### SOURCE PASSAGE
Looking for safer grounds, thousands of Syrian refugees have crossed the borders in Lebanon particularly in eastern Lebanon’s Bekaa Valley.
Reports say 2,200 people have settled in the east over the past week.
According to UN High Commissioner for Refugees (UNHCR) Adrian Edwards. the new arrivals almost double the recent weekly average.
Mr. Edwards reports that UNHCR is adding new telephone hotlines to help the increasing number of refugees seeking to register.
“The tense security situation in Tripoli last week meant many refugees were unable to make their registration appointments. The centre is now open and operations have returned to normal.” -Mr. Edwards
He adds that in northern Lebanon the arrivals rate remains steady at about 400 people arriving every week.
“Across Lebanon, the squeeze on shelter remains one of our biggest concerns with many refugees still staying in schools that are supposed to open in a week or two for the new school terms.” – Mr. Edwards
The agency continues to search for alternative shelter for refugees staying in schools as well.

### DATA PROVIDED
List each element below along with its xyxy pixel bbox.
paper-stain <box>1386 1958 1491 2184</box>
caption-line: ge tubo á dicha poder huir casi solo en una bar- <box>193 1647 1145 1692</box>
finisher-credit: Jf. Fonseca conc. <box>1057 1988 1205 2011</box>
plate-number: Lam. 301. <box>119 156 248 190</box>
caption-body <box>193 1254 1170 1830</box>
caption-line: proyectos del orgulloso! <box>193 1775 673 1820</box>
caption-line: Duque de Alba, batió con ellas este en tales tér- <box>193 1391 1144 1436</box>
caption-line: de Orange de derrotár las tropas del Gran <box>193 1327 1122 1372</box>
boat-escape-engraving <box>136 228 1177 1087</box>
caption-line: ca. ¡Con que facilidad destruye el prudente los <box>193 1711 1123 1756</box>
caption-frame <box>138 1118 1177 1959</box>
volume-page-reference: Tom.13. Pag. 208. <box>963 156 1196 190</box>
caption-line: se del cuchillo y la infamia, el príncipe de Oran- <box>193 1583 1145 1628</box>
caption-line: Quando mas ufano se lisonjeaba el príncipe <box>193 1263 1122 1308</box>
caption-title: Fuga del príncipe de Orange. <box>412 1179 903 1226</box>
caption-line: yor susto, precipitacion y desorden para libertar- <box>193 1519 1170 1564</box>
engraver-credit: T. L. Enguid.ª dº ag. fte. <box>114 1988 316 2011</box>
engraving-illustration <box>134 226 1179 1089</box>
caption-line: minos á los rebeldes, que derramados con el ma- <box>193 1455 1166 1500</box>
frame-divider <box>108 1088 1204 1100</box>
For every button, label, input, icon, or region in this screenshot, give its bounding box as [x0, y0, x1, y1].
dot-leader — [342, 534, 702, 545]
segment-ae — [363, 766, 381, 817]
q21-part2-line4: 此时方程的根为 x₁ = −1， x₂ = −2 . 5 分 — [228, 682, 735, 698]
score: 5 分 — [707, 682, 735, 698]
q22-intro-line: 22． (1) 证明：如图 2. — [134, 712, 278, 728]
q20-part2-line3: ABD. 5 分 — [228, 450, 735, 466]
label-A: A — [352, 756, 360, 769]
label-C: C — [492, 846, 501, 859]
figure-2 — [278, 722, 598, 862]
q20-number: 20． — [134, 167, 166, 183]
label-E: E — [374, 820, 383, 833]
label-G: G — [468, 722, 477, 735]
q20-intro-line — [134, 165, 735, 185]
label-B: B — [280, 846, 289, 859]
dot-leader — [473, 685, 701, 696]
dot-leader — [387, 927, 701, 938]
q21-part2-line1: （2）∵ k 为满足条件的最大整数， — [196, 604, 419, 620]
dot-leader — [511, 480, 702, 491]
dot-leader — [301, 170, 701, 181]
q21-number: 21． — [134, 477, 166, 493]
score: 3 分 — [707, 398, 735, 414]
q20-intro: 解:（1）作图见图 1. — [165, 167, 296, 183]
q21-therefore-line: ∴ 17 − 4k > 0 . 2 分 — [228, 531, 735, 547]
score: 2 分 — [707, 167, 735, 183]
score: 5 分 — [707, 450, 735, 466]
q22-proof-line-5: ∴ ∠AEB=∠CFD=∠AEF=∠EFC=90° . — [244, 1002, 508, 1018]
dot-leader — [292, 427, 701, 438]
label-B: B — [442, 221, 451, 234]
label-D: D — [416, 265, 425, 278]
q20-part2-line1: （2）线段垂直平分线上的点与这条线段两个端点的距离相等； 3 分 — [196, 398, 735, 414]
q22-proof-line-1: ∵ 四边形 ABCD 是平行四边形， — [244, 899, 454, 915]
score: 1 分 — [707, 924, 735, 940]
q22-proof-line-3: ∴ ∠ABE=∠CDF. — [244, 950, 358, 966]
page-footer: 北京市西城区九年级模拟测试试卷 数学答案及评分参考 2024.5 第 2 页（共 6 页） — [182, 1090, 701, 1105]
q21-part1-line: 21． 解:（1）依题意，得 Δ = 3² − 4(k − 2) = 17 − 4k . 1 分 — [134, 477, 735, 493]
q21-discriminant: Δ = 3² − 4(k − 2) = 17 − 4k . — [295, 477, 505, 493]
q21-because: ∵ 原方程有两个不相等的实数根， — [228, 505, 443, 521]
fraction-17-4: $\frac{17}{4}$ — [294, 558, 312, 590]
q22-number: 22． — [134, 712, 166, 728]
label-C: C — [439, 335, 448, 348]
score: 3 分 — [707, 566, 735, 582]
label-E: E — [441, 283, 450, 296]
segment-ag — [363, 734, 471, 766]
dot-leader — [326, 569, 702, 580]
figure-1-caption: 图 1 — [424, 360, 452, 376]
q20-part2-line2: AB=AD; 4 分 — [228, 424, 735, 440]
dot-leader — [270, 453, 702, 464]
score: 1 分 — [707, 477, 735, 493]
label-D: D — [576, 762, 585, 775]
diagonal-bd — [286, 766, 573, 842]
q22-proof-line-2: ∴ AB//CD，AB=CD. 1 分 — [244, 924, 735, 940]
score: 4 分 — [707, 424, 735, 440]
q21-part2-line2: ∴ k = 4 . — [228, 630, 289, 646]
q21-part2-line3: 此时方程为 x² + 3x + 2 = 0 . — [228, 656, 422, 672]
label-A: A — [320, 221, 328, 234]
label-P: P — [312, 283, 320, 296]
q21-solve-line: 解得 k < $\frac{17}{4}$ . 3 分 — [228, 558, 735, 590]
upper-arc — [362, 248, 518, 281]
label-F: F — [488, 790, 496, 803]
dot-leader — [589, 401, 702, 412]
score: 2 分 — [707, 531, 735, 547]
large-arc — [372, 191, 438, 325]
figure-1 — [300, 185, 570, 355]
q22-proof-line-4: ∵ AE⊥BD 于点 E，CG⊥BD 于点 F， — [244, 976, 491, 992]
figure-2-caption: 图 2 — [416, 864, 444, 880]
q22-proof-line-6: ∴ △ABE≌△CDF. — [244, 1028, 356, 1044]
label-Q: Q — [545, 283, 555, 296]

### SET TASKS
A – List every place name that appears in the report on Syrian refugees in Lebanon.
B – From the report on Syrian refugees in Lebanon, quote the part starting with "Reports say 2,200" and going on through "arriving every week.".

### REPLIES
A – Lebanon, Bekaa Valley, Tripoli

B –
Reports say 2,200 people have settled in the east over the past week.
According to UN High Commissioner for Refugees (UNHCR) Adrian Edwards. the new arrivals almost double the recent weekly average.
Mr. Edwards reports that UNHCR is adding new telephone hotlines to help the increasing number of refugees seeking to register.
“The tense security situation in Tripoli last week meant many refugees were unable to make their registration appointments. The centre is now open and operations have returned to normal.” -Mr. Edwards
He adds that in northern Lebanon the arrivals rate remains steady at about 400 people arriving every week.